--- Start ---

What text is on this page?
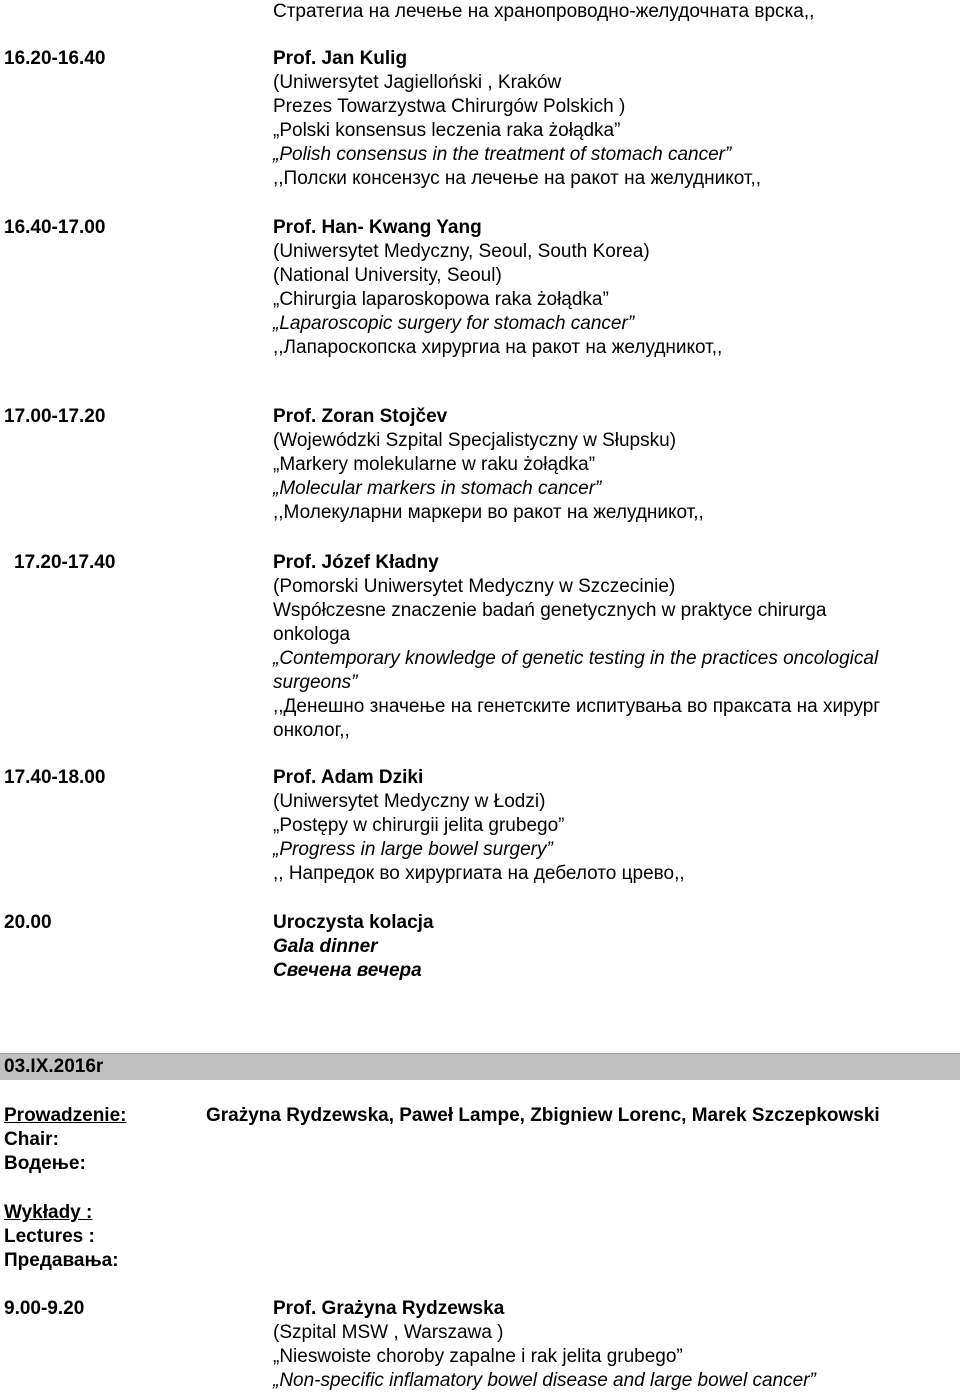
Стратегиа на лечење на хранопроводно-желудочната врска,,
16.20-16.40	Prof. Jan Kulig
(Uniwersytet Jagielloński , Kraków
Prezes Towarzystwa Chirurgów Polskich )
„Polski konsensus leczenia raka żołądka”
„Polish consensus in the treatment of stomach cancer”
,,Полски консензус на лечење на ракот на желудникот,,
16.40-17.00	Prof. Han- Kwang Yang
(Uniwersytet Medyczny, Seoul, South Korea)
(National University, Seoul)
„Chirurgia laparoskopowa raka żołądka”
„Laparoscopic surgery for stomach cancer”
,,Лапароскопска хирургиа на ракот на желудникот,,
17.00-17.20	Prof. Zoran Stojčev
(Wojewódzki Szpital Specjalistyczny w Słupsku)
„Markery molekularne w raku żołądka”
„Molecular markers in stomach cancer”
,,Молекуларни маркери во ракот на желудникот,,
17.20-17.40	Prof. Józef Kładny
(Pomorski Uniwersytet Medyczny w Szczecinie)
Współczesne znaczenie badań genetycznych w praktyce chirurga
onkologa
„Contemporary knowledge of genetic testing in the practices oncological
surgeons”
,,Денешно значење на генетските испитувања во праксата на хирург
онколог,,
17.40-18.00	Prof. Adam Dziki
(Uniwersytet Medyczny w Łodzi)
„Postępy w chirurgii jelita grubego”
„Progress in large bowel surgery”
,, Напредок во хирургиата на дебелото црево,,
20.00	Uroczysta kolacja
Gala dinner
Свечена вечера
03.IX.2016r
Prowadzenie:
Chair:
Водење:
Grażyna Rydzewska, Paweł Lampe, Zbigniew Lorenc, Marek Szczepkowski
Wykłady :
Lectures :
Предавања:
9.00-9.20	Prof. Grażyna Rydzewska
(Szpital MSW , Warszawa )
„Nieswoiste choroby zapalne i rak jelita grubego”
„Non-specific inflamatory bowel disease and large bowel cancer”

--- End ---

• Aim
Without the pictures, output the full listing exactly as it stands.

• Written reply
What text is on this page?
Стратегиа на лечење на хранопроводно-желудочната врска,,
16.20-16.40	Prof. Jan Kulig
(Uniwersytet Jagielloński , Kraków
Prezes Towarzystwa Chirurgów Polskich )
„Polski konsensus leczenia raka żołądka”
„Polish consensus in the treatment of stomach cancer”
,,Полски консензус на лечење на ракот на желудникот,,
16.40-17.00	Prof. Han- Kwang Yang
(Uniwersytet Medyczny, Seoul, South Korea)
(National University, Seoul)
„Chirurgia laparoskopowa raka żołądka”
„Laparoscopic surgery for stomach cancer”
,,Лапароскопска хирургиа на ракот на желудникот,,
17.00-17.20	Prof. Zoran Stojčev
(Wojewódzki Szpital Specjalistyczny w Słupsku)
„Markery molekularne w raku żołądka”
„Molecular markers in stomach cancer”
,,Молекуларни маркери во ракот на желудникот,,
17.20-17.40	Prof. Józef Kładny
(Pomorski Uniwersytet Medyczny w Szczecinie)
Współczesne znaczenie badań genetycznych w praktyce chirurga
onkologa
„Contemporary knowledge of genetic testing in the practices oncological
surgeons”
,,Денешно значење на генетските испитувања во праксата на хирург
онколог,,
17.40-18.00	Prof. Adam Dziki
(Uniwersytet Medyczny w Łodzi)
„Postępy w chirurgii jelita grubego”
„Progress in large bowel surgery”
,, Напредок во хирургиата на дебелото црево,,
20.00	Uroczysta kolacja
Gala dinner
Свечена вечера
03.IX.2016r
Prowadzenie:
Chair:
Водење:
Grażyna Rydzewska, Paweł Lampe, Zbigniew Lorenc, Marek Szczepkowski
Wykłady :
Lectures :
Предавања:
9.00-9.20	Prof. Grażyna Rydzewska
(Szpital MSW , Warszawa )
„Nieswoiste choroby zapalne i rak jelita grubego”
„Non-specific inflamatory bowel disease and large bowel cancer”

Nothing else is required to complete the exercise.